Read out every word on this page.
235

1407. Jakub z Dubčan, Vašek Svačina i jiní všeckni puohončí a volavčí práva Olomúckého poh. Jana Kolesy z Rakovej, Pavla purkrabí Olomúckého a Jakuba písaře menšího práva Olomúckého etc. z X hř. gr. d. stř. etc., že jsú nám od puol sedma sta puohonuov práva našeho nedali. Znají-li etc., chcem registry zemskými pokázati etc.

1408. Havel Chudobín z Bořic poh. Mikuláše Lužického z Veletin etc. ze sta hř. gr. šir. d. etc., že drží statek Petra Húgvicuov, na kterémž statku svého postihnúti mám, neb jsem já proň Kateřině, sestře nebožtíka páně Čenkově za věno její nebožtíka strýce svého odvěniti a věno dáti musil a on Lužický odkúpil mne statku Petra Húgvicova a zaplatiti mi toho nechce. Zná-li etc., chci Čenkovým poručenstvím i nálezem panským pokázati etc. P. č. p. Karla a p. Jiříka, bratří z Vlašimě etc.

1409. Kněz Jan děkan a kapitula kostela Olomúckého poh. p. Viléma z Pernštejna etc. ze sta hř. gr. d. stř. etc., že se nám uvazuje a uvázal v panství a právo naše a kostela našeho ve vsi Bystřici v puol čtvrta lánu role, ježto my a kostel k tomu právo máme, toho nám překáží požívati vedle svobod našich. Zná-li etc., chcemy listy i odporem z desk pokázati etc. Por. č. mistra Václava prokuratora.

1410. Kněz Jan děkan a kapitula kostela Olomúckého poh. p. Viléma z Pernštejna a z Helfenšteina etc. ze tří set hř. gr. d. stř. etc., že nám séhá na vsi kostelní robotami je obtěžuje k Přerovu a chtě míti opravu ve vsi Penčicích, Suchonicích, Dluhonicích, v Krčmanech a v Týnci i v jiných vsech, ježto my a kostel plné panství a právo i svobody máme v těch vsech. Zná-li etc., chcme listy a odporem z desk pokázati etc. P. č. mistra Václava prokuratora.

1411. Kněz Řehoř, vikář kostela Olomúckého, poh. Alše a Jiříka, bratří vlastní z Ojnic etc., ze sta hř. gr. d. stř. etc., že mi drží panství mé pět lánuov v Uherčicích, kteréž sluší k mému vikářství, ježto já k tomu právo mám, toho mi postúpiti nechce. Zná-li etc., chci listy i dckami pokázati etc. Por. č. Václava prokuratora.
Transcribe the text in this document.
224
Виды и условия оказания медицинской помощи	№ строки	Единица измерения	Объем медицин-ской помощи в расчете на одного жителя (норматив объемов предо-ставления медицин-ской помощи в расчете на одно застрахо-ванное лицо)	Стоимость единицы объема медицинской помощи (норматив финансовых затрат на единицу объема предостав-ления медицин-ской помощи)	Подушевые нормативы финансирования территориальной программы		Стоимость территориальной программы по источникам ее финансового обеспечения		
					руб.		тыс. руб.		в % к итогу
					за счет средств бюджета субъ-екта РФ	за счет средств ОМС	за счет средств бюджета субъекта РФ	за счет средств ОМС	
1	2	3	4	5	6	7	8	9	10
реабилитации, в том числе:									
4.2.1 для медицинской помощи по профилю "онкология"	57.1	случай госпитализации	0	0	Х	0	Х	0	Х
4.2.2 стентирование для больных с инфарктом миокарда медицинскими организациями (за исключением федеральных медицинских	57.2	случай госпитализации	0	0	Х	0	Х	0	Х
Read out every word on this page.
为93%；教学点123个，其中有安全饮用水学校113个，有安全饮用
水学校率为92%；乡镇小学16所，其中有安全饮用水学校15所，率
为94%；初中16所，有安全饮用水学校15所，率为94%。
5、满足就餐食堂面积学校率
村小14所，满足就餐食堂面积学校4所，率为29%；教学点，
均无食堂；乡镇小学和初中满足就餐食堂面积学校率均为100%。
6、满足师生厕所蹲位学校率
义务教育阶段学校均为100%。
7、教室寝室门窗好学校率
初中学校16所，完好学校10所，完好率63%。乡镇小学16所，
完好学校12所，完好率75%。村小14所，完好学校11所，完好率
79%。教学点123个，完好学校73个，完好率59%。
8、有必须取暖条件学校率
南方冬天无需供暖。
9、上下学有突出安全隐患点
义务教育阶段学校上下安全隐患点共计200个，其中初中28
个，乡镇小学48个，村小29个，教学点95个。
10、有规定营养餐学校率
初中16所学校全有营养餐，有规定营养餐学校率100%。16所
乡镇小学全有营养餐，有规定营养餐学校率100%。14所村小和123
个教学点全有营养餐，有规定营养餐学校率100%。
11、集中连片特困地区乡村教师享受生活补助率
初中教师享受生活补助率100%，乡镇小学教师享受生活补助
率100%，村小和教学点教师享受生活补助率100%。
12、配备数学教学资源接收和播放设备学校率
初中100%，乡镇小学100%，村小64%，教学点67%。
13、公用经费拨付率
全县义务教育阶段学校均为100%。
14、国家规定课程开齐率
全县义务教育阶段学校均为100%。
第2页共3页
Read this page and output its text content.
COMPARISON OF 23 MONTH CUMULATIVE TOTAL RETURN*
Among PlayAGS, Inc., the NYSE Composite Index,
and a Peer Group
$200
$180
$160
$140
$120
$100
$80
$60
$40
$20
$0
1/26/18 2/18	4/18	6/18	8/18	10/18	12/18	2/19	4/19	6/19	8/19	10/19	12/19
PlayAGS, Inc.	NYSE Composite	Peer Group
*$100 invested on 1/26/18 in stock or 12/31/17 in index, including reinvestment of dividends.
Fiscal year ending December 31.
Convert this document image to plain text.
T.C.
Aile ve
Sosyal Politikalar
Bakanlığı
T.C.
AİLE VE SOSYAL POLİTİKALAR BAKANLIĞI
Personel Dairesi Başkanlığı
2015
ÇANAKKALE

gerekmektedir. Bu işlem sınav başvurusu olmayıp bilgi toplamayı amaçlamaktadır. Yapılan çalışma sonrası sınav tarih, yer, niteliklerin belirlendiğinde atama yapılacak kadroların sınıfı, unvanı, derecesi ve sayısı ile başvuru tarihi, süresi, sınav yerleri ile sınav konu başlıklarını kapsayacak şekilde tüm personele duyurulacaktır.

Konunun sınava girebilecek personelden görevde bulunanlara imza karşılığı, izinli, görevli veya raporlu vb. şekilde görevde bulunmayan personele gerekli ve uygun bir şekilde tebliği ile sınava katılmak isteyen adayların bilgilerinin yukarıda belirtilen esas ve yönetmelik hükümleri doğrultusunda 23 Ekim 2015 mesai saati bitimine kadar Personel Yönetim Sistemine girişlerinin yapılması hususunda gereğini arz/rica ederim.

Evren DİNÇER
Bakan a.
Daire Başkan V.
┄┄┄┄┄┄┄┄┄┄
(Exercise description) Please reproduce each record precisely as written.

(Finished answer)
Read out every word on this page.
235

1407. Jakub z Dubčan, Vašek Svačina i jiní všeckni puohončí a volavčí práva Olomúckého poh. Jana Kolesy z Rakovej, Pavla purkrabí Olomúckého a Jakuba písaře menšího práva Olomúckého etc. z X hř. gr. d. stř. etc., že jsú nám od puol sedma sta puohonuov práva našeho nedali. Znají-li etc., chcem registry zemskými pokázati etc.

1408. Havel Chudobín z Bořic poh. Mikuláše Lužického z Veletin etc. ze sta hř. gr. šir. d. etc., že drží statek Petra Húgvicuov, na kterémž statku svého postihnúti mám, neb jsem já proň Kateřině, sestře nebožtíka páně Čenkově za věno její nebožtíka strýce svého odvěniti a věno dáti musil a on Lužický odkúpil mne statku Petra Húgvicova a zaplatiti mi toho nechce. Zná-li etc., chci Čenkovým poručenstvím i nálezem panským pokázati etc. P. č. p. Karla a p. Jiříka, bratří z Vlašimě etc.

1409. Kněz Jan děkan a kapitula kostela Olomúckého poh. p. Viléma z Pernštejna etc. ze sta hř. gr. d. stř. etc., že se nám uvazuje a uvázal v panství a právo naše a kostela našeho ve vsi Bystřici v puol čtvrta lánu role, ježto my a kostel k tomu právo máme, toho nám překáží požívati vedle svobod našich. Zná-li etc., chcemy listy i odporem z desk pokázati etc. Por. č. mistra Václava prokuratora.

1410. Kněz Jan děkan a kapitula kostela Olomúckého poh. p. Viléma z Pernštejna a z Helfenšteina etc. ze tří set hř. gr. d. stř. etc., že nám séhá na vsi kostelní robotami je obtěžuje k Přerovu a chtě míti opravu ve vsi Penčicích, Suchonicích, Dluhonicích, v Krčmanech a v Týnci i v jiných vsech, ježto my a kostel plné panství a právo i svobody máme v těch vsech. Zná-li etc., chcme listy a odporem z desk pokázati etc. P. č. mistra Václava prokuratora.

1411. Kněz Řehoř, vikář kostela Olomúckého, poh. Alše a Jiříka, bratří vlastní z Ojnic etc., ze sta hř. gr. d. stř. etc., že mi drží panství mé pět lánuov v Uherčicích, kteréž sluší k mému vikářství, ježto já k tomu právo mám, toho mi postúpiti nechce. Zná-li etc., chci listy i dckami pokázati etc. Por. č. Václava prokuratora.
Transcribe the text in this document.
224
Виды и условия оказания медицинской помощи	№ строки	Единица измерения	Объем медицин-ской помощи в расчете на одного жителя (норматив объемов предо-ставления медицин-ской помощи в расчете на одно застрахо-ванное лицо)	Стоимость единицы объема медицинской помощи (норматив финансовых затрат на единицу объема предостав-ления медицин-ской помощи)	Подушевые нормативы финансирования территориальной программы		Стоимость территориальной программы по источникам ее финансового обеспечения		
					руб.		тыс. руб.		в % к итогу
					за счет средств бюджета субъ-екта РФ	за счет средств ОМС	за счет средств бюджета субъекта РФ	за счет средств ОМС	
1	2	3	4	5	6	7	8	9	10
реабилитации, в том числе:									
4.2.1 для медицинской помощи по профилю "онкология"	57.1	случай госпитализации	0	0	Х	0	Х	0	Х
4.2.2 стентирование для больных с инфарктом миокарда медицинскими организациями (за исключением федеральных медицинских	57.2	случай госпитализации	0	0	Х	0	Х	0	Х
Read out every word on this page.
为93%；教学点123个，其中有安全饮用水学校113个，有安全饮用
水学校率为92%；乡镇小学16所，其中有安全饮用水学校15所，率
为94%；初中16所，有安全饮用水学校15所，率为94%。
5、满足就餐食堂面积学校率
村小14所，满足就餐食堂面积学校4所，率为29%；教学点，
均无食堂；乡镇小学和初中满足就餐食堂面积学校率均为100%。
6、满足师生厕所蹲位学校率
义务教育阶段学校均为100%。
7、教室寝室门窗好学校率
初中学校16所，完好学校10所，完好率63%。乡镇小学16所，
完好学校12所，完好率75%。村小14所，完好学校11所，完好率
79%。教学点123个，完好学校73个，完好率59%。
8、有必须取暖条件学校率
南方冬天无需供暖。
9、上下学有突出安全隐患点
义务教育阶段学校上下安全隐患点共计200个，其中初中28
个，乡镇小学48个，村小29个，教学点95个。
10、有规定营养餐学校率
初中16所学校全有营养餐，有规定营养餐学校率100%。16所
乡镇小学全有营养餐，有规定营养餐学校率100%。14所村小和123
个教学点全有营养餐，有规定营养餐学校率100%。
11、集中连片特困地区乡村教师享受生活补助率
初中教师享受生活补助率100%，乡镇小学教师享受生活补助
率100%，村小和教学点教师享受生活补助率100%。
12、配备数学教学资源接收和播放设备学校率
初中100%，乡镇小学100%，村小64%，教学点67%。
13、公用经费拨付率
全县义务教育阶段学校均为100%。
14、国家规定课程开齐率
全县义务教育阶段学校均为100%。
第2页共3页
Read this page and output its text content.
COMPARISON OF 23 MONTH CUMULATIVE TOTAL RETURN*
Among PlayAGS, Inc., the NYSE Composite Index,
and a Peer Group
$200
$180
$160
$140
$120
$100
$80
$60
$40
$20
$0
1/26/18 2/18	4/18	6/18	8/18	10/18	12/18	2/19	4/19	6/19	8/19	10/19	12/19
PlayAGS, Inc.	NYSE Composite	Peer Group
*$100 invested on 1/26/18 in stock or 12/31/17 in index, including reinvestment of dividends.
Fiscal year ending December 31.
Convert this document image to plain text.
T.C.
Aile ve
Sosyal Politikalar
Bakanlığı
T.C.
AİLE VE SOSYAL POLİTİKALAR BAKANLIĞI
Personel Dairesi Başkanlığı
2015
ÇANAKKALE

gerekmektedir. Bu işlem sınav başvurusu olmayıp bilgi toplamayı amaçlamaktadır. Yapılan çalışma sonrası sınav tarih, yer, niteliklerin belirlendiğinde atama yapılacak kadroların sınıfı, unvanı, derecesi ve sayısı ile başvuru tarihi, süresi, sınav yerleri ile sınav konu başlıklarını kapsayacak şekilde tüm personele duyurulacaktır.

Konunun sınava girebilecek personelden görevde bulunanlara imza karşılığı, izinli, görevli veya raporlu vb. şekilde görevde bulunmayan personele gerekli ve uygun bir şekilde tebliği ile sınava katılmak isteyen adayların bilgilerinin yukarıda belirtilen esas ve yönetmelik hükümleri doğrultusunda 23 Ekim 2015 mesai saati bitimine kadar Personel Yönetim Sistemine girişlerinin yapılması hususunda gereğini arz/rica ederim.

Evren DİNÇER
Bakan a.
Daire Başkan V.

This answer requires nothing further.